▶ [TO DO]
Take every line from the listing below that contains "caption".

··· EXERCISE DATA

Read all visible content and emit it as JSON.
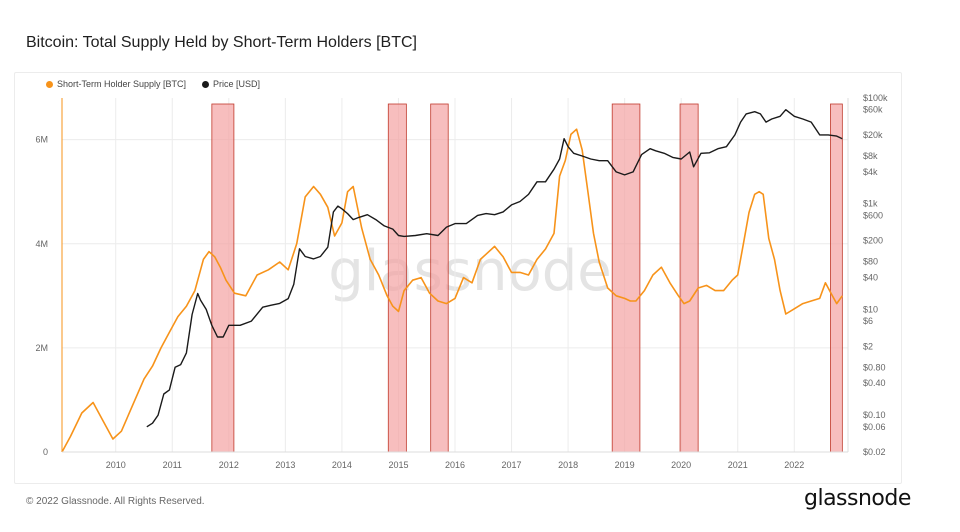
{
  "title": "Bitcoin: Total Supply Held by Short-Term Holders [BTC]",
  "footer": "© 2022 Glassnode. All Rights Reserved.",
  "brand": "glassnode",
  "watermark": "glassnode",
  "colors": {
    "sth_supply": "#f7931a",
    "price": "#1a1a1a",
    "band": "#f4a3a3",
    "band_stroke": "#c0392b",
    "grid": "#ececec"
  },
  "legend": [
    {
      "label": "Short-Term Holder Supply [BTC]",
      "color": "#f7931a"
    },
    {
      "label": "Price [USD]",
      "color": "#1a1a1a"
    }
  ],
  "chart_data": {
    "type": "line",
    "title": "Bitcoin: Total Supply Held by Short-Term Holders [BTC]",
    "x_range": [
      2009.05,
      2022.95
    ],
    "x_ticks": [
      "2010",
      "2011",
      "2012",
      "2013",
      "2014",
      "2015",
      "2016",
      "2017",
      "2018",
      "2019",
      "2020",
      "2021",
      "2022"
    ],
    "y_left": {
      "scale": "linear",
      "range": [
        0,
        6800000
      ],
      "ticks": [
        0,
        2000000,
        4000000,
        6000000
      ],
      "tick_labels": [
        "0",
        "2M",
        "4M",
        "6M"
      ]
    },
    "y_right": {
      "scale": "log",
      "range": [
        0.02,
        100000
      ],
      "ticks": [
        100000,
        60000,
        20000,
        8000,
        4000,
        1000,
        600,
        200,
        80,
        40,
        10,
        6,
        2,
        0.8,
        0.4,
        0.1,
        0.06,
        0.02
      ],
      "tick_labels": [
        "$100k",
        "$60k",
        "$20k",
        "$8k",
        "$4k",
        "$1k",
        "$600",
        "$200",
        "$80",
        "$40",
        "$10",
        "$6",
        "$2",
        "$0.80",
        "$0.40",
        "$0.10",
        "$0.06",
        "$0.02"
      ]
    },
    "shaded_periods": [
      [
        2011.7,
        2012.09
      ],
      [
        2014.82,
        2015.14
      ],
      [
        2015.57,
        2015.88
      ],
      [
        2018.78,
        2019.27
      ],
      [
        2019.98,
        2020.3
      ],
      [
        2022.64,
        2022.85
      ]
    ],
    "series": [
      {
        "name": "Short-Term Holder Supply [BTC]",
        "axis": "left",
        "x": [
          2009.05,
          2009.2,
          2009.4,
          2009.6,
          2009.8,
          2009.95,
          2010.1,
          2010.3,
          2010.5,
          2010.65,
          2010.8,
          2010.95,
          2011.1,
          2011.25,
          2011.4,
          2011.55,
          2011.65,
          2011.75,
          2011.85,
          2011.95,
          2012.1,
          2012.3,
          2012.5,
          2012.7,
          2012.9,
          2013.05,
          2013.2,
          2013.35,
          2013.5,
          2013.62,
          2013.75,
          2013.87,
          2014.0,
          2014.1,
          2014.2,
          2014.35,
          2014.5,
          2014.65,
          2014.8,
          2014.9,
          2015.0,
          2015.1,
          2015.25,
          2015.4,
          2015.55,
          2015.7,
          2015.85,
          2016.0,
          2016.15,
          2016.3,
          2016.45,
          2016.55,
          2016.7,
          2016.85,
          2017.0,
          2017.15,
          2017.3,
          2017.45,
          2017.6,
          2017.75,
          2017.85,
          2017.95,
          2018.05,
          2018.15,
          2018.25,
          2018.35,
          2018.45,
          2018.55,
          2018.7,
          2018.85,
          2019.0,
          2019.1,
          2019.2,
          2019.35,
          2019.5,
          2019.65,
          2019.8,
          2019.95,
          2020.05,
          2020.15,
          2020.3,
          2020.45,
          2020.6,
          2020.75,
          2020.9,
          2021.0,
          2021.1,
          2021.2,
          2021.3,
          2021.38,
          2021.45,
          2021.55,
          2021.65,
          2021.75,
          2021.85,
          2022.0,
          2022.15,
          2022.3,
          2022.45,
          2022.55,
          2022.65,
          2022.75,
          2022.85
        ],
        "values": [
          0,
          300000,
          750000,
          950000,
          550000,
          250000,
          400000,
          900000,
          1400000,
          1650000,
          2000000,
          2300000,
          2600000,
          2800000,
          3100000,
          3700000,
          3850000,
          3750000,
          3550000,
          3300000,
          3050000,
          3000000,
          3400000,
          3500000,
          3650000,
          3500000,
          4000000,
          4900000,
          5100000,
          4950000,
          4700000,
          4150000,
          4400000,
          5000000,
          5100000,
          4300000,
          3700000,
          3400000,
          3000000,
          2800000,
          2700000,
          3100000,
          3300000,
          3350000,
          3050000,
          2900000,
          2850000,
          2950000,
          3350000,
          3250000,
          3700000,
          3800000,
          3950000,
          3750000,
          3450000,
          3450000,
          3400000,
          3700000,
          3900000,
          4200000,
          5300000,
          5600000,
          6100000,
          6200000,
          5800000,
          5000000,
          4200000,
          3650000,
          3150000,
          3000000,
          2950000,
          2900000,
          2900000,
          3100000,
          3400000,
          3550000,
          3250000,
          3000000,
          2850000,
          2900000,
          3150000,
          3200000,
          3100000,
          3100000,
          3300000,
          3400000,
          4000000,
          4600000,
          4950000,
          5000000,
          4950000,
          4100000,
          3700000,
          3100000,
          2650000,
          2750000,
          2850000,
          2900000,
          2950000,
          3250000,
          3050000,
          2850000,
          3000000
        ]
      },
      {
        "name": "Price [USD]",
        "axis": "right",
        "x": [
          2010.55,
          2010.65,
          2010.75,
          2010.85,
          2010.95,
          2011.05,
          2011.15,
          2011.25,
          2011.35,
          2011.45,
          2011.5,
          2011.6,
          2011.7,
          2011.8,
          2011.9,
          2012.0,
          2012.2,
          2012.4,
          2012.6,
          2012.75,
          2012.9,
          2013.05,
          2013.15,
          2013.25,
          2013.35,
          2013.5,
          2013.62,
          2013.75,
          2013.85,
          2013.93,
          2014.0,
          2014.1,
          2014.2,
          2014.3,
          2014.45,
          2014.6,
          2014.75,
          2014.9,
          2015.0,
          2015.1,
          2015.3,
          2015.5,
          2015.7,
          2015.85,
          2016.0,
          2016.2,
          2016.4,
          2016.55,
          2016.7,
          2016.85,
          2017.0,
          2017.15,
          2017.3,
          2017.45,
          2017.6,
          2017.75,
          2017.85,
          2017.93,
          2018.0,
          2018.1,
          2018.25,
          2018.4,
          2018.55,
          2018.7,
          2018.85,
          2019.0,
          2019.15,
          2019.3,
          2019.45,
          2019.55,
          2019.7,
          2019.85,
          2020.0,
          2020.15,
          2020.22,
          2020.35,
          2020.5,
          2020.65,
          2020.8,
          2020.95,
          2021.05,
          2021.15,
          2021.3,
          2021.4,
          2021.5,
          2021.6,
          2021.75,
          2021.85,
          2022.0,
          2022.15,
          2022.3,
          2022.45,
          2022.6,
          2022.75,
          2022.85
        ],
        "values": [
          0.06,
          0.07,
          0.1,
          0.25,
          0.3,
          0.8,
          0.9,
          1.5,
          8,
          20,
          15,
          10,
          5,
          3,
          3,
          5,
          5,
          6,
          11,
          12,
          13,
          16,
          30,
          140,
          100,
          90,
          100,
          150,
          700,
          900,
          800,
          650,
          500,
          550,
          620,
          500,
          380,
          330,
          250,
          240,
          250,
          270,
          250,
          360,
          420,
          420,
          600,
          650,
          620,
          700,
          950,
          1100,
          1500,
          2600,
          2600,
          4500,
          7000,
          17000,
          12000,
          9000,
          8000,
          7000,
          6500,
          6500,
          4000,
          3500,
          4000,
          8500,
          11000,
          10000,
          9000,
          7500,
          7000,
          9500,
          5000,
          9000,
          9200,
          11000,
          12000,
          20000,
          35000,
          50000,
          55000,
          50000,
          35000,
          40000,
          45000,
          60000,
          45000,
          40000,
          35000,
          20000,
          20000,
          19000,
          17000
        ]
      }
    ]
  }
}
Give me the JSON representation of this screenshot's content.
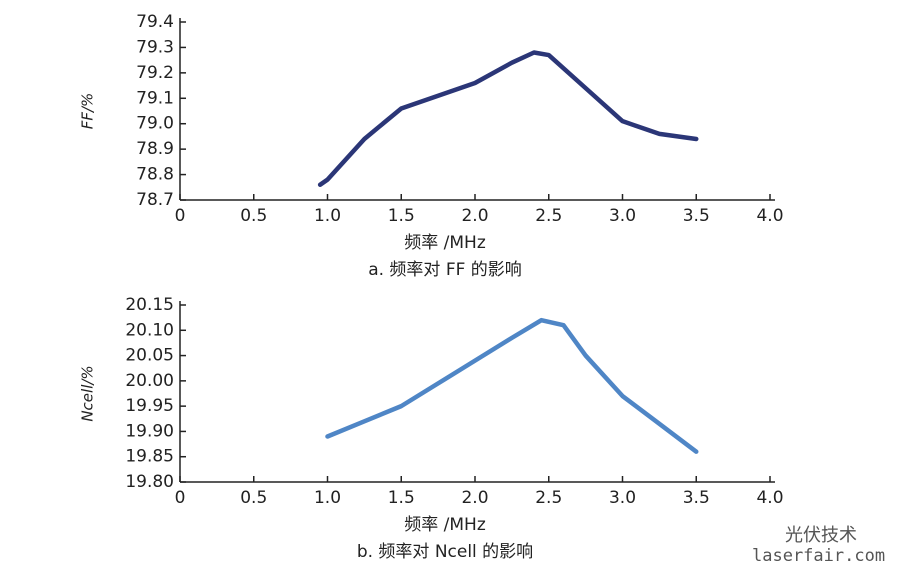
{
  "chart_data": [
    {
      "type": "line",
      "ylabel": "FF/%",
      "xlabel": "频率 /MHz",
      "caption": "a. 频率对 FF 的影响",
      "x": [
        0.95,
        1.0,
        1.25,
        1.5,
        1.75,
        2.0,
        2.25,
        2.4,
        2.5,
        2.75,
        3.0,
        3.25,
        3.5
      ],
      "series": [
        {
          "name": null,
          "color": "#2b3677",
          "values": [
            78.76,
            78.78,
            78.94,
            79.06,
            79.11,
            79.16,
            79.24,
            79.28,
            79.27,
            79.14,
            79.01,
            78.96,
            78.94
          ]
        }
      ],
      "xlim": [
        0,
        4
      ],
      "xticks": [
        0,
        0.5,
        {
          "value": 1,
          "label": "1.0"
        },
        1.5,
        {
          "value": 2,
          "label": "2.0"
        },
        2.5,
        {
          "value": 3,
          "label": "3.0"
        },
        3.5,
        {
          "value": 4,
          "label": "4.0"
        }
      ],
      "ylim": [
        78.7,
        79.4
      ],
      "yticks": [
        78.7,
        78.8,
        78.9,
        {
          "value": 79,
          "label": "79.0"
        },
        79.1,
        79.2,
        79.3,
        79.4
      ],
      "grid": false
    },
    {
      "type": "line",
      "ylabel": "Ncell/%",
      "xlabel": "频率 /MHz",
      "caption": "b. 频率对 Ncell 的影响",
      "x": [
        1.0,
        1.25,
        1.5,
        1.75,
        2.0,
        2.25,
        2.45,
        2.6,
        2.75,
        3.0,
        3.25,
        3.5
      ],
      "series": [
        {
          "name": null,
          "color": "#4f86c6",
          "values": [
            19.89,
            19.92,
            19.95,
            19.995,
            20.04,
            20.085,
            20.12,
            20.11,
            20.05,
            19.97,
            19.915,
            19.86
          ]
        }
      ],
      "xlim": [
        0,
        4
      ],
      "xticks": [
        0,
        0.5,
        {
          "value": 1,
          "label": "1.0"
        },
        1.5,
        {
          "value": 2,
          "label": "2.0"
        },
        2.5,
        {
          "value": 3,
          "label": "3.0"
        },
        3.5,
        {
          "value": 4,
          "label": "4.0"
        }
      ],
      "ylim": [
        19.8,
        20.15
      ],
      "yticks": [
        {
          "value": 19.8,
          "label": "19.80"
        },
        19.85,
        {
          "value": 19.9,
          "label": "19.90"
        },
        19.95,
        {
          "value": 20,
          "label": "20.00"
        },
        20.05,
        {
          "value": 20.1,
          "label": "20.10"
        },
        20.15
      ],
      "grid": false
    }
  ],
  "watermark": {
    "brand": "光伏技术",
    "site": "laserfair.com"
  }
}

······

▶ [OUTPUT FOR THIS TASK]
      "caption": "a. 频率对 FF 的影响",
      "caption": "b. 频率对 Ncell 的影响",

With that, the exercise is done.